Task directions - Retype the listing that follows, word for word.

## start Information shown

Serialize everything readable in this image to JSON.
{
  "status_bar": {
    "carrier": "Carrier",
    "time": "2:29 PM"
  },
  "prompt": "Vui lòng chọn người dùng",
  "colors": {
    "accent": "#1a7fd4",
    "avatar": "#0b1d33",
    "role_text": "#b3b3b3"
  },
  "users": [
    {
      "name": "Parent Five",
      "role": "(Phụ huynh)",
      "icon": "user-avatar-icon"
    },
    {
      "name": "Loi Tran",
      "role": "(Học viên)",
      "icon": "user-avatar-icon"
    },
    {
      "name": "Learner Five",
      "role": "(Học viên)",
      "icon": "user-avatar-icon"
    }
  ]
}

## end Information shown

Worked solution -
Serialize everything readable in this image to JSON.
{
  "status_bar": {
    "carrier": "Carrier",
    "time": "2:29 PM"
  },
  "prompt": "Vui lòng chọn người dùng",
  "colors": {
    "accent": "#1a7fd4",
    "avatar": "#0b1d33",
    "role_text": "#b3b3b3"
  },
  "users": [
    {
      "name": "Parent Five",
      "role": "(Phụ huynh)",
      "icon": "user-avatar-icon"
    },
    {
      "name": "Loi Tran",
      "role": "(Học viên)",
      "icon": "user-avatar-icon"
    },
    {
      "name": "Learner Five",
      "role": "(Học viên)",
      "icon": "user-avatar-icon"
    }
  ]
}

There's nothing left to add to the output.